* [What is needed] From the entries below, gather every line containing the string "marker".

━━━━━━━━

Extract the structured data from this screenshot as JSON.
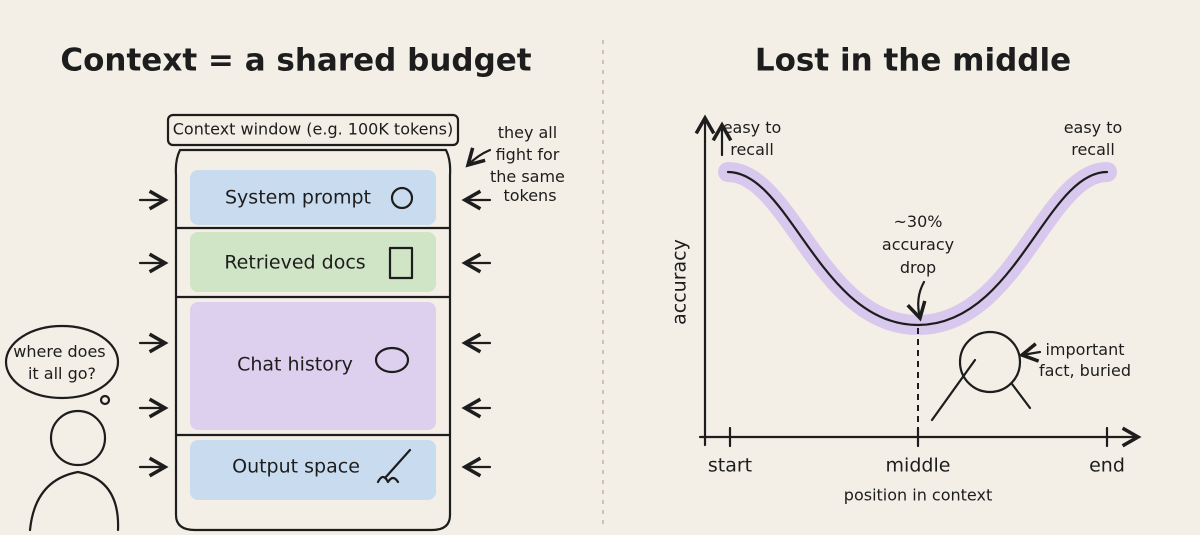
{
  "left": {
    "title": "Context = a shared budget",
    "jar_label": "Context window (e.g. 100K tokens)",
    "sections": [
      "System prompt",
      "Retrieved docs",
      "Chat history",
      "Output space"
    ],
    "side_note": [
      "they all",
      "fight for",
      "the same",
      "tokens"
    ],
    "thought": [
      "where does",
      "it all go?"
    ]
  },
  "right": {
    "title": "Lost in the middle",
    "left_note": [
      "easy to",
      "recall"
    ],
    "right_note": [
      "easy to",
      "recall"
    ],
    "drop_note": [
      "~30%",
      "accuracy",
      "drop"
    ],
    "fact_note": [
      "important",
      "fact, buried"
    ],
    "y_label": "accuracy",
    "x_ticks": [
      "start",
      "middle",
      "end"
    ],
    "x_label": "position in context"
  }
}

━━━━━━━━

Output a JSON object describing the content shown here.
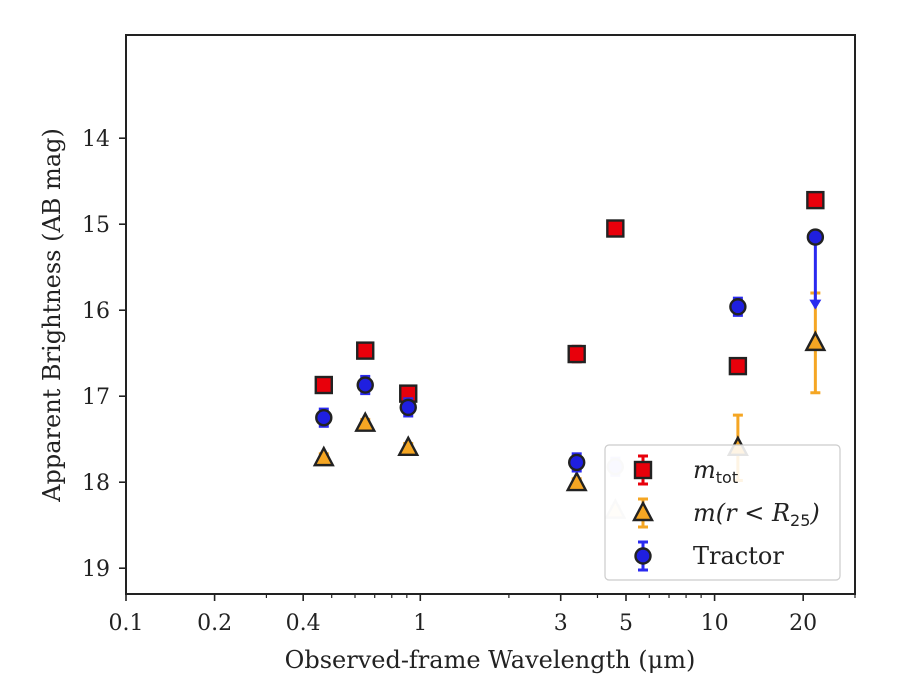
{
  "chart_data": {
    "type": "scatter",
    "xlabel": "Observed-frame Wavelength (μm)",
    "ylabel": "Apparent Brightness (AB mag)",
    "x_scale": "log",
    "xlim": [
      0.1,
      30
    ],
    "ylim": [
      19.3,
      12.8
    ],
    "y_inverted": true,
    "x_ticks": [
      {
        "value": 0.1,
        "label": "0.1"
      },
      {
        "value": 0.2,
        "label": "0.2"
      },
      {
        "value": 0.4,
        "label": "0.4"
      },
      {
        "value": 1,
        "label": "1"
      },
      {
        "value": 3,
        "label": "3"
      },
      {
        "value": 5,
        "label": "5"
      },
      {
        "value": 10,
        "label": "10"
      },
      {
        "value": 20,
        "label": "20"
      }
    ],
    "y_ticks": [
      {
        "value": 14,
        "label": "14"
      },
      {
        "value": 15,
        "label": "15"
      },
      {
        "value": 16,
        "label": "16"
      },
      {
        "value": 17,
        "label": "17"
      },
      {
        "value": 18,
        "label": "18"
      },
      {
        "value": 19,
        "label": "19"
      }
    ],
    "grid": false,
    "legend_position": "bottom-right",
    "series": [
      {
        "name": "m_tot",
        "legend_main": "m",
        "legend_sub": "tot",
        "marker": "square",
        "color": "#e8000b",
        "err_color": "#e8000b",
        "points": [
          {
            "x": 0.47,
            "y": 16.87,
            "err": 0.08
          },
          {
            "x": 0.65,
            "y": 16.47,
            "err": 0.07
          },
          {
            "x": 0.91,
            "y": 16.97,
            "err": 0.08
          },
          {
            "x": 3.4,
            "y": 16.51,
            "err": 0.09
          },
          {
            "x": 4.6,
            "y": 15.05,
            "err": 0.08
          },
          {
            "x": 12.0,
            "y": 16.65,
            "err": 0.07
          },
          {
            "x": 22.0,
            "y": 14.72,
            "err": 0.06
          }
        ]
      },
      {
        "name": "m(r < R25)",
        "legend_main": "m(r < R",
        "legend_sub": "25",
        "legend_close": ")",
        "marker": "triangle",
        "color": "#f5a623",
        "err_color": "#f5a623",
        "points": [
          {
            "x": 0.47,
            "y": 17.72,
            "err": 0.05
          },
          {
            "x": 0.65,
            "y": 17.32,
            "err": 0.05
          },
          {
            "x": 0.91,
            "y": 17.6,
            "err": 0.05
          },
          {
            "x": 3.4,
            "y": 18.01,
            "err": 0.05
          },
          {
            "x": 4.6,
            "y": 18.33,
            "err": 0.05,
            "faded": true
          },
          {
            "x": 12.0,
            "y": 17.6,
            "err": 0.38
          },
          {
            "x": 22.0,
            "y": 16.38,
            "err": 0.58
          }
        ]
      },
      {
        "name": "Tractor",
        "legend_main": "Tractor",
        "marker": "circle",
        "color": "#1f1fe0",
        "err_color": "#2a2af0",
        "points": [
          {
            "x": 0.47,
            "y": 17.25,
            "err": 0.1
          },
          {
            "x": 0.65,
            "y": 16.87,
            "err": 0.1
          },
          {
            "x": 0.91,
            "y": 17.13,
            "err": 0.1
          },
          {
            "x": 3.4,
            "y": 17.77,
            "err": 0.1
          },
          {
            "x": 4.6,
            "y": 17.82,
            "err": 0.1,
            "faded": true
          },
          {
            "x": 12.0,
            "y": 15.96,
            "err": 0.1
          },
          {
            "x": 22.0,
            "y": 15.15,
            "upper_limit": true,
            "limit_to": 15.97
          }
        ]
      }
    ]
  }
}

━━━━━━━━

* [Result]
        "marker": "square",
        "marker": "triangle",
        "marker": "circle",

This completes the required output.